* _Aim of the exercise_: Copy each of the entries below faithfully, setting aside any pictures.

* _Supplied records_:
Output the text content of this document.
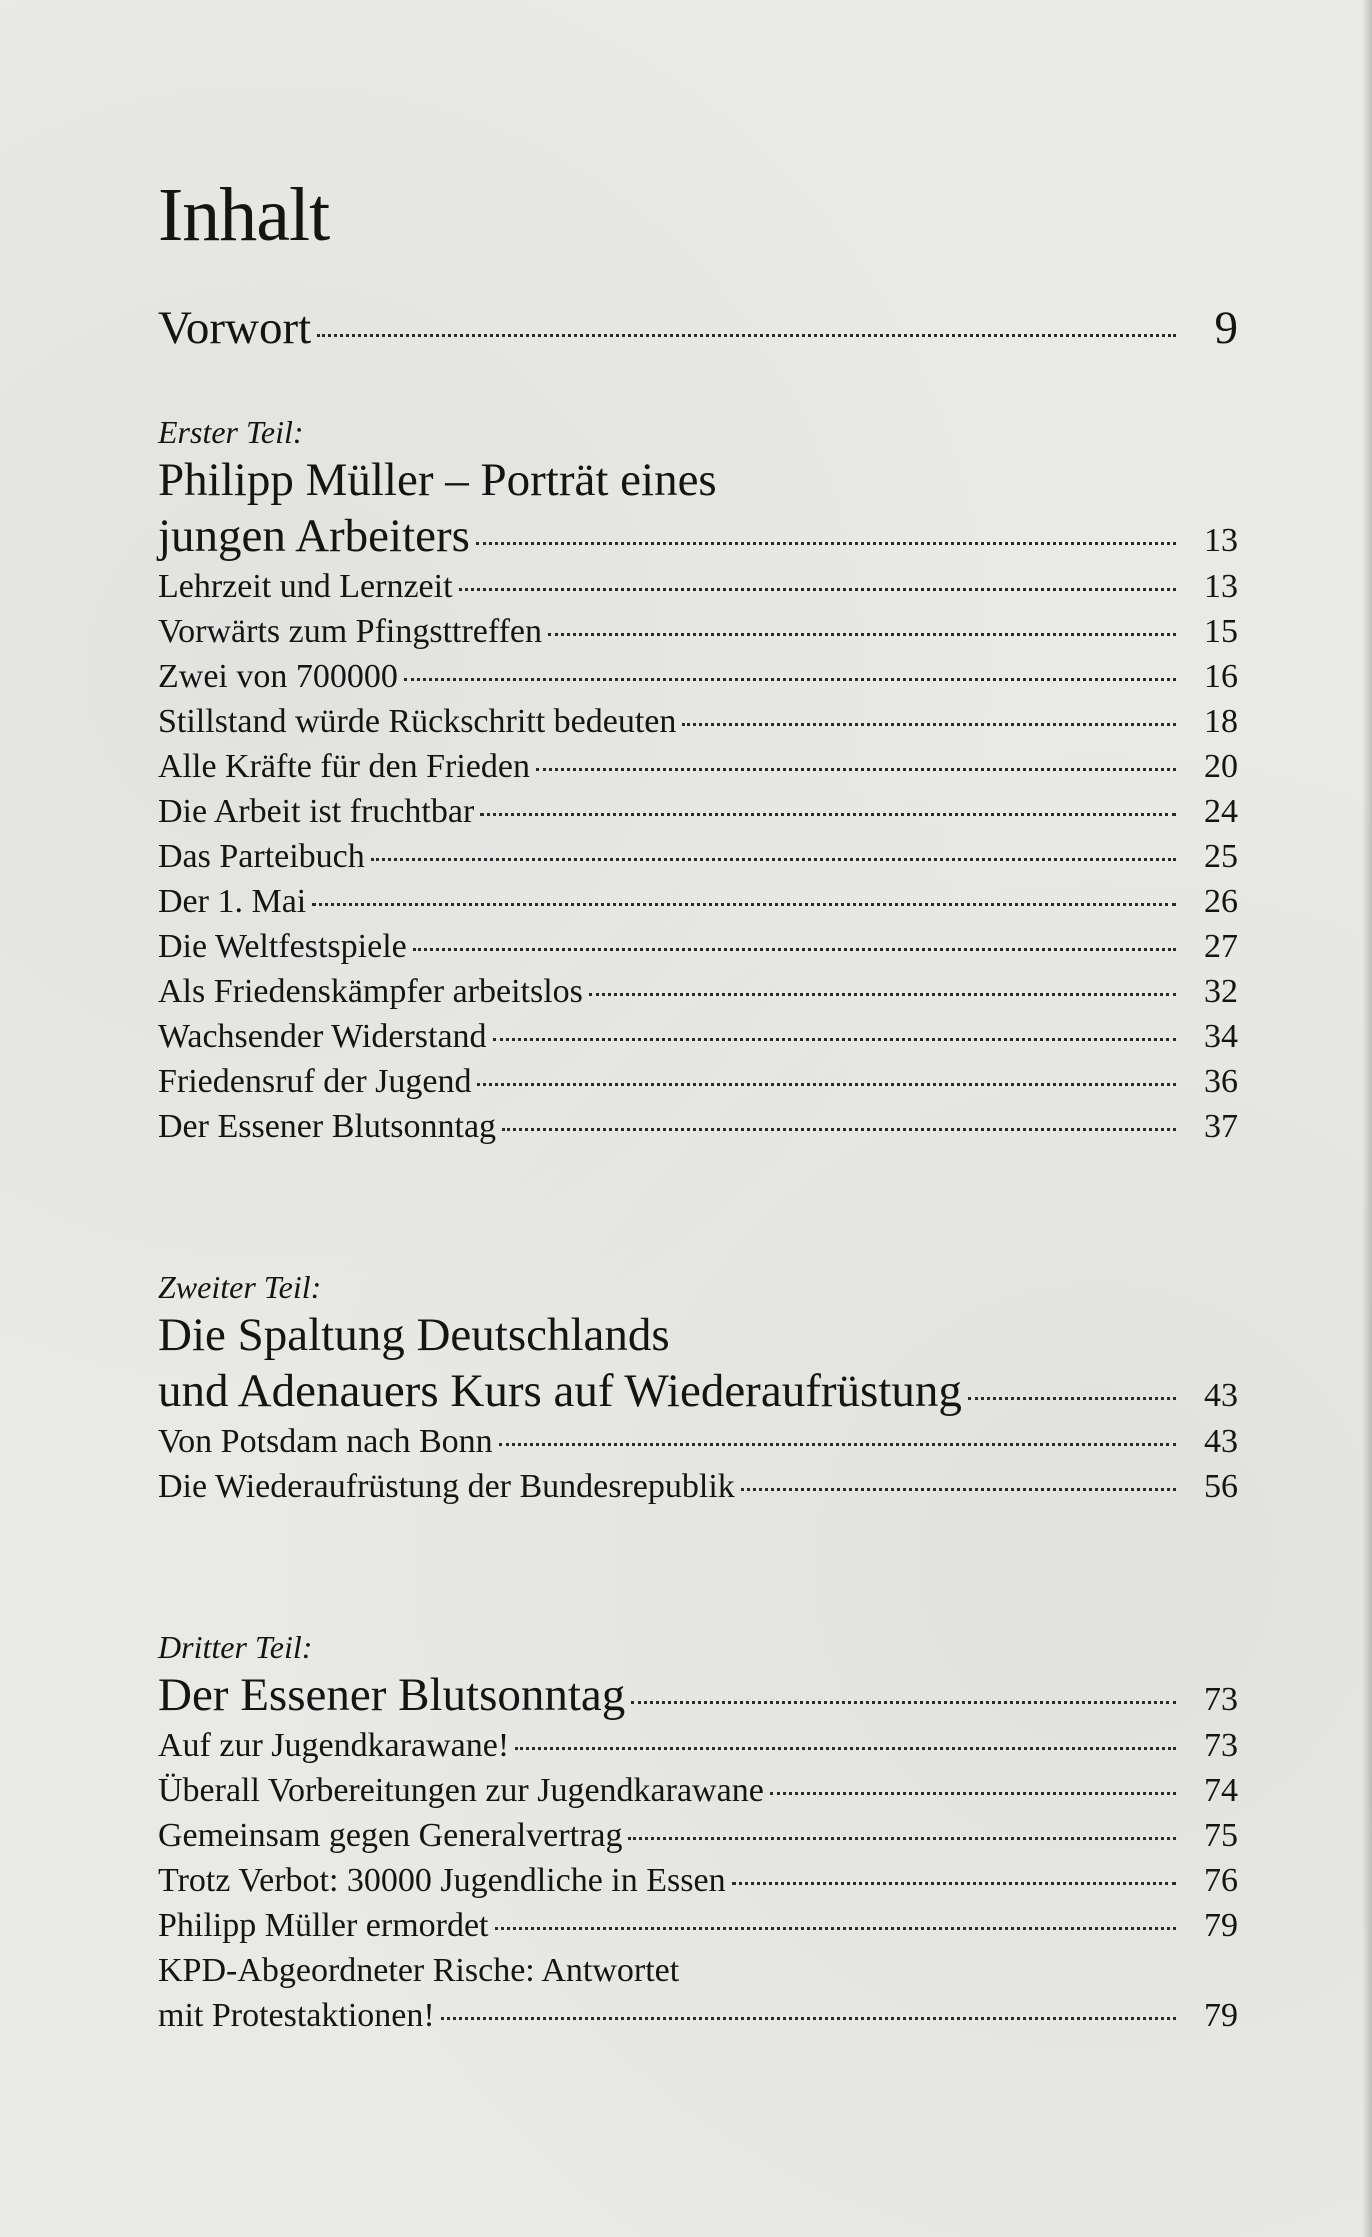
Inhalt
Vorwort	9
Erster Teil:
Philipp Müller – Porträt eines
jungen Arbeiters	13
Lehrzeit und Lernzeit	13
Vorwärts zum Pfingsttreffen	15
Zwei von 700000	16
Stillstand würde Rückschritt bedeuten	18
Alle Kräfte für den Frieden	20
Die Arbeit ist fruchtbar	24
Das Parteibuch	25
Der 1. Mai	26
Die Weltfestspiele	27
Als Friedenskämpfer arbeitslos	32
Wachsender Widerstand	34
Friedensruf der Jugend	36
Der Essener Blutsonntag	37
Zweiter Teil:
Die Spaltung Deutschlands
und Adenauers Kurs auf Wiederaufrüstung	43
Von Potsdam nach Bonn	43
Die Wiederaufrüstung der Bundesrepublik	56
Dritter Teil:
Der Essener Blutsonntag	73
Auf zur Jugendkarawane!	73
Überall Vorbereitungen zur Jugendkarawane	74
Gemeinsam gegen Generalvertrag	75
Trotz Verbot: 30000 Jugendliche in Essen	76
Philipp Müller ermordet	79
KPD-Abgeordneter Rische: Antwortet
mit Protestaktionen!	79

* _Written response_:
Output the text content of this document.
Inhalt
Vorwort	9
Erster Teil:
Philipp Müller – Porträt eines
jungen Arbeiters	13
Lehrzeit und Lernzeit	13
Vorwärts zum Pfingsttreffen	15
Zwei von 700000	16
Stillstand würde Rückschritt bedeuten	18
Alle Kräfte für den Frieden	20
Die Arbeit ist fruchtbar	24
Das Parteibuch	25
Der 1. Mai	26
Die Weltfestspiele	27
Als Friedenskämpfer arbeitslos	32
Wachsender Widerstand	34
Friedensruf der Jugend	36
Der Essener Blutsonntag	37
Zweiter Teil:
Die Spaltung Deutschlands
und Adenauers Kurs auf Wiederaufrüstung	43
Von Potsdam nach Bonn	43
Die Wiederaufrüstung der Bundesrepublik	56
Dritter Teil:
Der Essener Blutsonntag	73
Auf zur Jugendkarawane!	73
Überall Vorbereitungen zur Jugendkarawane	74
Gemeinsam gegen Generalvertrag	75
Trotz Verbot: 30000 Jugendliche in Essen	76
Philipp Müller ermordet	79
KPD-Abgeordneter Rische: Antwortet
mit Protestaktionen!	79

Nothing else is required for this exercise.